Problem to solve
Copy out every record below, word for word.

Stored records
╭──

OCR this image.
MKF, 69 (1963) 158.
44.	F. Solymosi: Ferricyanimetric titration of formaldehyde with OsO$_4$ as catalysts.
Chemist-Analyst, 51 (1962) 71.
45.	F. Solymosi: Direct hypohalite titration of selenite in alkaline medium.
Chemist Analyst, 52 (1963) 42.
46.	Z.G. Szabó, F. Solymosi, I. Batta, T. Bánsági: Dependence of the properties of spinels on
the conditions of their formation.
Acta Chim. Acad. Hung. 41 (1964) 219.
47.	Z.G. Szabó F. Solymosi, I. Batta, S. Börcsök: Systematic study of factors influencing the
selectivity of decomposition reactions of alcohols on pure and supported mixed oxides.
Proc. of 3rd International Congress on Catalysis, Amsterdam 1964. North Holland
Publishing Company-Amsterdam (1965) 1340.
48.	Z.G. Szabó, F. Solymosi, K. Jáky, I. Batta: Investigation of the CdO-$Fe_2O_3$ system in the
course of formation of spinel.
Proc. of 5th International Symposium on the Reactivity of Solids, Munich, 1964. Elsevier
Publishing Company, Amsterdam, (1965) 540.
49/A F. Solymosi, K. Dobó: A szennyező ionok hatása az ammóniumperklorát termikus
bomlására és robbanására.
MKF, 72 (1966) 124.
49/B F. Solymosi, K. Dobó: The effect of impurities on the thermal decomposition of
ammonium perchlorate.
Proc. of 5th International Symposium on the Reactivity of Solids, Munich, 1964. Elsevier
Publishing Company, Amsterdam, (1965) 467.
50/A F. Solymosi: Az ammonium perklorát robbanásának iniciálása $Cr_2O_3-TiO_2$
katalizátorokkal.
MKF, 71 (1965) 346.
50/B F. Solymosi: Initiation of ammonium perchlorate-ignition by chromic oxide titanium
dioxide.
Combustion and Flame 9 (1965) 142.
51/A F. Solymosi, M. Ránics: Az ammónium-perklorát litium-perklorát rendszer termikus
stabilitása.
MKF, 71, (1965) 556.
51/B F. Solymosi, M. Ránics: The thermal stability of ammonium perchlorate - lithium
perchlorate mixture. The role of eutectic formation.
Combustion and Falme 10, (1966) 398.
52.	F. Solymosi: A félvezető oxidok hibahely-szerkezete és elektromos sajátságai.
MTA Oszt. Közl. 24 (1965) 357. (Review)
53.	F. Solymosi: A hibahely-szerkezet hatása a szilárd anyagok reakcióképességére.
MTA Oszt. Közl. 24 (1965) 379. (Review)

╰──

The reply
OCR this image.
MKF, 69 (1963) 158.
44.	F. Solymosi: Ferricyanimetric titration of formaldehyde with OsO$_4$ as catalysts.
Chemist-Analyst, 51 (1962) 71.
45.	F. Solymosi: Direct hypohalite titration of selenite in alkaline medium.
Chemist Analyst, 52 (1963) 42.
46.	Z.G. Szabó, F. Solymosi, I. Batta, T. Bánsági: Dependence of the properties of spinels on
the conditions of their formation.
Acta Chim. Acad. Hung. 41 (1964) 219.
47.	Z.G. Szabó F. Solymosi, I. Batta, S. Börcsök: Systematic study of factors influencing the
selectivity of decomposition reactions of alcohols on pure and supported mixed oxides.
Proc. of 3rd International Congress on Catalysis, Amsterdam 1964. North Holland
Publishing Company-Amsterdam (1965) 1340.
48.	Z.G. Szabó, F. Solymosi, K. Jáky, I. Batta: Investigation of the CdO-$Fe_2O_3$ system in the
course of formation of spinel.
Proc. of 5th International Symposium on the Reactivity of Solids, Munich, 1964. Elsevier
Publishing Company, Amsterdam, (1965) 540.
49/A F. Solymosi, K. Dobó: A szennyező ionok hatása az ammóniumperklorát termikus
bomlására és robbanására.
MKF, 72 (1966) 124.
49/B F. Solymosi, K. Dobó: The effect of impurities on the thermal decomposition of
ammonium perchlorate.
Proc. of 5th International Symposium on the Reactivity of Solids, Munich, 1964. Elsevier
Publishing Company, Amsterdam, (1965) 467.
50/A F. Solymosi: Az ammonium perklorát robbanásának iniciálása $Cr_2O_3-TiO_2$
katalizátorokkal.
MKF, 71 (1965) 346.
50/B F. Solymosi: Initiation of ammonium perchlorate-ignition by chromic oxide titanium
dioxide.
Combustion and Flame 9 (1965) 142.
51/A F. Solymosi, M. Ránics: Az ammónium-perklorát litium-perklorát rendszer termikus
stabilitása.
MKF, 71, (1965) 556.
51/B F. Solymosi, M. Ránics: The thermal stability of ammonium perchlorate - lithium
perchlorate mixture. The role of eutectic formation.
Combustion and Falme 10, (1966) 398.
52.	F. Solymosi: A félvezető oxidok hibahely-szerkezete és elektromos sajátságai.
MTA Oszt. Közl. 24 (1965) 357. (Review)
53.	F. Solymosi: A hibahely-szerkezet hatása a szilárd anyagok reakcióképességére.
MTA Oszt. Közl. 24 (1965) 379. (Review)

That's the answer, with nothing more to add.